Problem to work on> Print all entries below exactly as they appear.

###

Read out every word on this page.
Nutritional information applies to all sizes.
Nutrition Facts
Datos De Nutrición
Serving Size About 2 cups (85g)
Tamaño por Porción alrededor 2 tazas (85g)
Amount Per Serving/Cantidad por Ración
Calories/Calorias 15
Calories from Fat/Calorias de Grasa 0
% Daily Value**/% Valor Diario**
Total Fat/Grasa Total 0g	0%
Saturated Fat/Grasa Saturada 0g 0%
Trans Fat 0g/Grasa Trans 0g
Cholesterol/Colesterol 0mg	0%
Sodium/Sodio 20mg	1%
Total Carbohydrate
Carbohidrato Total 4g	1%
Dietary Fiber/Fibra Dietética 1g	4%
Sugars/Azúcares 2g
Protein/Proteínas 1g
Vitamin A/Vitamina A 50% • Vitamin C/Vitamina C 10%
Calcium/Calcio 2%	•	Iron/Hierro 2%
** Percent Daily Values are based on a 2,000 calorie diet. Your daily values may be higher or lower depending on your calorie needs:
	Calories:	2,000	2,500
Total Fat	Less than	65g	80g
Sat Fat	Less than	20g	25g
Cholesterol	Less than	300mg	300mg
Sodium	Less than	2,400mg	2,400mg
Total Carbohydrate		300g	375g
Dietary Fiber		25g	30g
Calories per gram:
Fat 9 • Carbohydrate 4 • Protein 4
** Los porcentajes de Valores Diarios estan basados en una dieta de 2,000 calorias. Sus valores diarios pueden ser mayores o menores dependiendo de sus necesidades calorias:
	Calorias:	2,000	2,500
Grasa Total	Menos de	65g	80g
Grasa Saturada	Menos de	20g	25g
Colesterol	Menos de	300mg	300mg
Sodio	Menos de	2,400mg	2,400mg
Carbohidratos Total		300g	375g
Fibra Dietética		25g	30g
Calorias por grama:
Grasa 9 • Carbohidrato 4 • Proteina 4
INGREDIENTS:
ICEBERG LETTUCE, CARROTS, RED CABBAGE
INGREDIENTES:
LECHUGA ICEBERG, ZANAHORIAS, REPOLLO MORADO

###

Written answer>
Read out every word on this page.
Nutritional information applies to all sizes.
Nutrition Facts
Datos De Nutrición
Serving Size About 2 cups (85g)
Tamaño por Porción alrededor 2 tazas (85g)
Amount Per Serving/Cantidad por Ración
Calories/Calorias 15
Calories from Fat/Calorias de Grasa 0
% Daily Value**/% Valor Diario**
Total Fat/Grasa Total 0g	0%
Saturated Fat/Grasa Saturada 0g 0%
Trans Fat 0g/Grasa Trans 0g
Cholesterol/Colesterol 0mg	0%
Sodium/Sodio 20mg	1%
Total Carbohydrate
Carbohidrato Total 4g	1%
Dietary Fiber/Fibra Dietética 1g	4%
Sugars/Azúcares 2g
Protein/Proteínas 1g
Vitamin A/Vitamina A 50% • Vitamin C/Vitamina C 10%
Calcium/Calcio 2%	•	Iron/Hierro 2%
** Percent Daily Values are based on a 2,000 calorie diet. Your daily values may be higher or lower depending on your calorie needs:
	Calories:	2,000	2,500
Total Fat	Less than	65g	80g
Sat Fat	Less than	20g	25g
Cholesterol	Less than	300mg	300mg
Sodium	Less than	2,400mg	2,400mg
Total Carbohydrate		300g	375g
Dietary Fiber		25g	30g
Calories per gram:
Fat 9 • Carbohydrate 4 • Protein 4
** Los porcentajes de Valores Diarios estan basados en una dieta de 2,000 calorias. Sus valores diarios pueden ser mayores o menores dependiendo de sus necesidades calorias:
	Calorias:	2,000	2,500
Grasa Total	Menos de	65g	80g
Grasa Saturada	Menos de	20g	25g
Colesterol	Menos de	300mg	300mg
Sodio	Menos de	2,400mg	2,400mg
Carbohidratos Total		300g	375g
Fibra Dietética		25g	30g
Calorias por grama:
Grasa 9 • Carbohidrato 4 • Proteina 4
INGREDIENTS:
ICEBERG LETTUCE, CARROTS, RED CABBAGE
INGREDIENTES:
LECHUGA ICEBERG, ZANAHORIAS, REPOLLO MORADO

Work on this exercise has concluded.